Work to be completed:
All of the lines below are to be transcribed faithfully, with pictures excluded from the copy.

Items from a dataset:
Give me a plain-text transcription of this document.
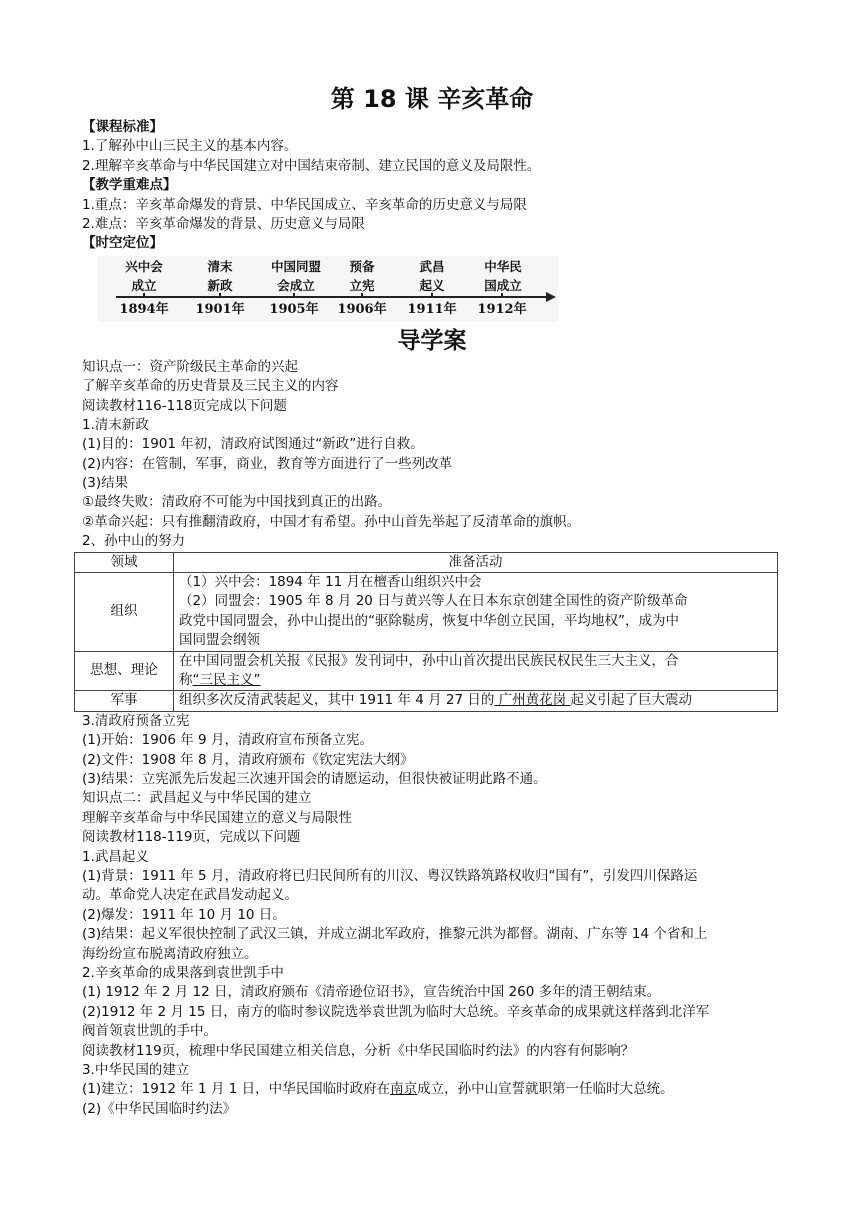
第 18 课 辛亥革命
【课程标准】
1.了解孙中山三民主义的基本内容。
2.理解辛亥革命与中华民国建立对中国结束帝制、建立民国的意义及局限性。
【教学重难点】
1.重点：辛亥革命爆发的背景、中华民国成立、辛亥革命的历史意义与局限
2.难点：辛亥革命爆发的背景、历史意义与局限
【时空定位】
兴中会
成立
清末
新政
中国同盟
会成立
预备
立宪
武昌
起义
中华民
国成立
1894年	1901年	1905年	1906年	1911年	1912年
导学案
知识点一：资产阶级民主革命的兴起
了解辛亥革命的历史背景及三民主义的内容
阅读教材116-118页完成以下问题
1.清末新政
(1)目的：1901 年初，清政府试图通过“新政”进行自救。
(2)内容：在管制，军事，商业，教育等方面进行了一些列改革
(3)结果
①最终失败：清政府不可能为中国找到真正的出路。
②革命兴起：只有推翻清政府，中国才有希望。孙中山首先举起了反清革命的旗帜。
2、孙中山的努力
领域	准备活动
组织	（1）兴中会：1894 年 11 月在檀香山组织兴中会
（2）同盟会：1905 年 8 月 20 日与黄兴等人在日本东京创建全国性的资产阶级革命
政党中国同盟会，孙中山提出的“驱除鞑虏，恢复中华创立民国，平均地权”，成为中
国同盟会纲领

思想、理论	在中国同盟会机关报《民报》发刊词中，孙中山首次提出民族民权民生三大主义，合
称“三民主义”

军事	组织多次反清武装起义，其中 1911 年 4 月 27 日的 广州黄花岗 起义引起了巨大震动
3.清政府预备立宪
(1)开始：1906 年 9 月，清政府宣布预备立宪。
(2)文件：1908 年 8 月，清政府颁布《钦定宪法大纲》
(3)结果：立宪派先后发起三次速开国会的请愿运动，但很快被证明此路不通。
知识点二：武昌起义与中华民国的建立
理解辛亥革命与中华民国建立的意义与局限性
阅读教材118-119页，完成以下问题
1.武昌起义
(1)背景：1911 年 5 月，清政府将已归民间所有的川汉、粤汉铁路筑路权收归“国有”，引发四川保路运
动。革命党人决定在武昌发动起义。
(2)爆发：1911 年 10 月 10 日。
(3)结果：起义军很快控制了武汉三镇，并成立湖北军政府，推黎元洪为都督。湖南、广东等 14 个省和上
海纷纷宣布脱离清政府独立。
2.辛亥革命的成果落到袁世凯手中
(1) 1912 年 2 月 12 日，清政府颁布《清帝逊位诏书》，宣告统治中国 260 多年的清王朝结束。
(2)1912 年 2 月 15 日，南方的临时参议院选举袁世凯为临时大总统。辛亥革命的成果就这样落到北洋军
阀首领袁世凯的手中。
阅读教材119页，梳理中华民国建立相关信息，分析《中华民国临时约法》的内容有何影响？
3.中华民国的建立
(1)建立：1912 年 1 月 1 日，中华民国临时政府在南京成立，孙中山宣誓就职第一任临时大总统。
(2)《中华民国临时约法》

Answer to this exercise:
Give me a plain-text transcription of this document.
第 18 课 辛亥革命
【课程标准】
1.了解孙中山三民主义的基本内容。
2.理解辛亥革命与中华民国建立对中国结束帝制、建立民国的意义及局限性。
【教学重难点】
1.重点：辛亥革命爆发的背景、中华民国成立、辛亥革命的历史意义与局限
2.难点：辛亥革命爆发的背景、历史意义与局限
【时空定位】
兴中会
成立
清末
新政
中国同盟
会成立
预备
立宪
武昌
起义
中华民
国成立
1894年	1901年	1905年	1906年	1911年	1912年
导学案
知识点一：资产阶级民主革命的兴起
了解辛亥革命的历史背景及三民主义的内容
阅读教材116-118页完成以下问题
1.清末新政
(1)目的：1901 年初，清政府试图通过“新政”进行自救。
(2)内容：在管制，军事，商业，教育等方面进行了一些列改革
(3)结果
①最终失败：清政府不可能为中国找到真正的出路。
②革命兴起：只有推翻清政府，中国才有希望。孙中山首先举起了反清革命的旗帜。
2、孙中山的努力
领域	准备活动
组织	（1）兴中会：1894 年 11 月在檀香山组织兴中会
（2）同盟会：1905 年 8 月 20 日与黄兴等人在日本东京创建全国性的资产阶级革命
政党中国同盟会，孙中山提出的“驱除鞑虏，恢复中华创立民国，平均地权”，成为中
国同盟会纲领

思想、理论	在中国同盟会机关报《民报》发刊词中，孙中山首次提出民族民权民生三大主义，合
称“三民主义”

军事	组织多次反清武装起义，其中 1911 年 4 月 27 日的 广州黄花岗 起义引起了巨大震动
3.清政府预备立宪
(1)开始：1906 年 9 月，清政府宣布预备立宪。
(2)文件：1908 年 8 月，清政府颁布《钦定宪法大纲》
(3)结果：立宪派先后发起三次速开国会的请愿运动，但很快被证明此路不通。
知识点二：武昌起义与中华民国的建立
理解辛亥革命与中华民国建立的意义与局限性
阅读教材118-119页，完成以下问题
1.武昌起义
(1)背景：1911 年 5 月，清政府将已归民间所有的川汉、粤汉铁路筑路权收归“国有”，引发四川保路运
动。革命党人决定在武昌发动起义。
(2)爆发：1911 年 10 月 10 日。
(3)结果：起义军很快控制了武汉三镇，并成立湖北军政府，推黎元洪为都督。湖南、广东等 14 个省和上
海纷纷宣布脱离清政府独立。
2.辛亥革命的成果落到袁世凯手中
(1) 1912 年 2 月 12 日，清政府颁布《清帝逊位诏书》，宣告统治中国 260 多年的清王朝结束。
(2)1912 年 2 月 15 日，南方的临时参议院选举袁世凯为临时大总统。辛亥革命的成果就这样落到北洋军
阀首领袁世凯的手中。
阅读教材119页，梳理中华民国建立相关信息，分析《中华民国临时约法》的内容有何影响？
3.中华民国的建立
(1)建立：1912 年 1 月 1 日，中华民国临时政府在南京成立，孙中山宣誓就职第一任临时大总统。
(2)《中华民国临时约法》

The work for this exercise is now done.